### Available records
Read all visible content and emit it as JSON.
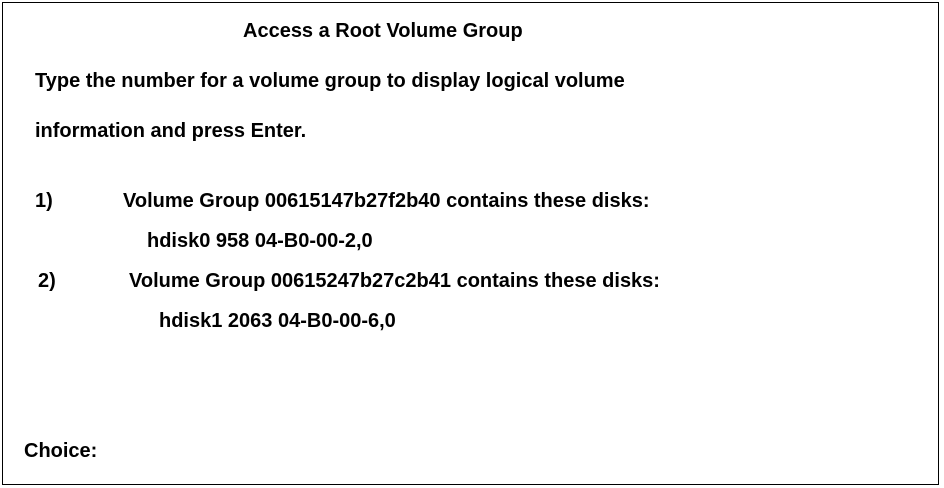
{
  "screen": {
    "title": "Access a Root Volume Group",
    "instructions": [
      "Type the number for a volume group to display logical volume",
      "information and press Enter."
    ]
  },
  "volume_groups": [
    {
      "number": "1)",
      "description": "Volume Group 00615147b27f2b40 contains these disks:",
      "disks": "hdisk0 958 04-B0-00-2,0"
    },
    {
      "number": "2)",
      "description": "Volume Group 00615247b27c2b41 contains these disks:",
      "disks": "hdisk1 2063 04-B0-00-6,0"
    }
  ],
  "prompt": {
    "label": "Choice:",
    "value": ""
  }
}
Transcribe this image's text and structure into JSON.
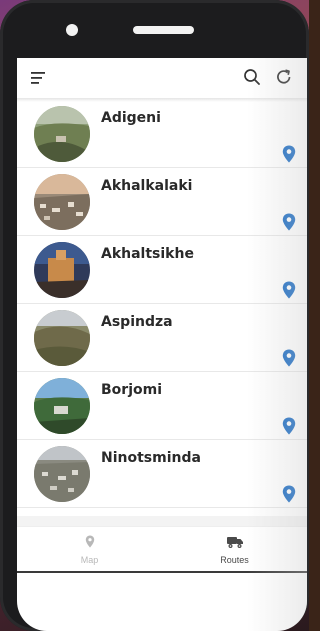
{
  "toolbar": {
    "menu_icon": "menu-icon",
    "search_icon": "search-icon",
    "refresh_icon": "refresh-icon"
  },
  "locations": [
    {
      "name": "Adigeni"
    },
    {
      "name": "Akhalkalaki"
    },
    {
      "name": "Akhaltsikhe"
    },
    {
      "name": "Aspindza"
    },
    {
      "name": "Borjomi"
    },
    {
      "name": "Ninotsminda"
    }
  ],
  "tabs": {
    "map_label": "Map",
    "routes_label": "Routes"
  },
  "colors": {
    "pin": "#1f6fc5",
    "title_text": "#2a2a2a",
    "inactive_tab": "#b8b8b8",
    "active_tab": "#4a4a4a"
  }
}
==
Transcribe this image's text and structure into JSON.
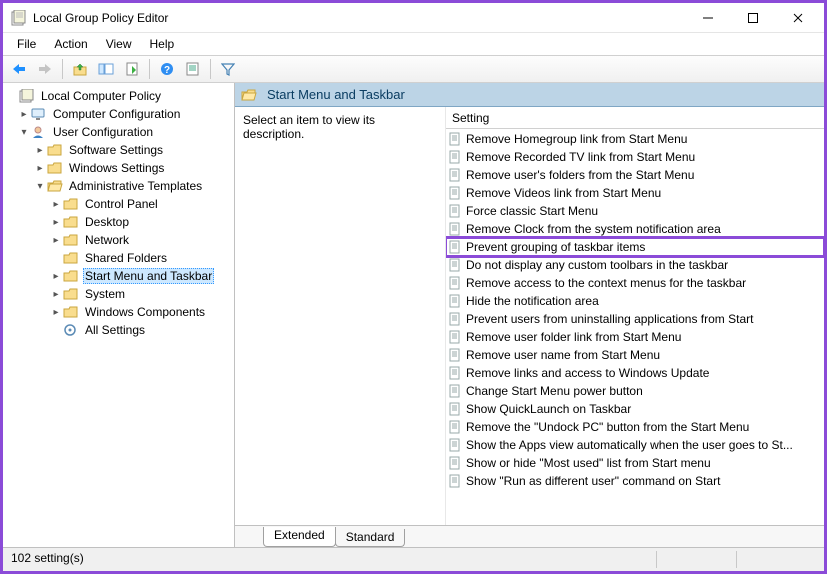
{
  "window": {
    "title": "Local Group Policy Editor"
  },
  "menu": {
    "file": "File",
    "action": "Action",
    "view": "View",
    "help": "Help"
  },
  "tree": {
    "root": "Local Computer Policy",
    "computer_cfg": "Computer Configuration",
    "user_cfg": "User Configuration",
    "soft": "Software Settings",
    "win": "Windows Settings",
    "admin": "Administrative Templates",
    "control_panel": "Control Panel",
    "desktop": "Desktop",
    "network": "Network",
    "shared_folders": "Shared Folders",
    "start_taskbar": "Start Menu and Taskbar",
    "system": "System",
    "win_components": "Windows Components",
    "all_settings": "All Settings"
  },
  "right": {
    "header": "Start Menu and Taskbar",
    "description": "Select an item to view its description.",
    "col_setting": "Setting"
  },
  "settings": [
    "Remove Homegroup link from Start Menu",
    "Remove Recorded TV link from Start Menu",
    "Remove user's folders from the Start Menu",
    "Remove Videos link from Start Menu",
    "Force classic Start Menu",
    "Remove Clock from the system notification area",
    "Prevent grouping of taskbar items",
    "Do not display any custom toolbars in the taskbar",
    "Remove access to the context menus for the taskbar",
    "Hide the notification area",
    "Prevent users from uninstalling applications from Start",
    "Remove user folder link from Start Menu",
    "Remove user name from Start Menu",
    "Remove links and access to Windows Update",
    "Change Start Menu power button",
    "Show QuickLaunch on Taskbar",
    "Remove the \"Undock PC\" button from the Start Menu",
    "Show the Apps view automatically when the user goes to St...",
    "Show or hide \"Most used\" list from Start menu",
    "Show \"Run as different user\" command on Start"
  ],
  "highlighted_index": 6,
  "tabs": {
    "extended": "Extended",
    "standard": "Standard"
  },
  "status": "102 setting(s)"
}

### Task description
Determine how many lines of the records above contain the word "Policy", and report only that number.

### Result below
2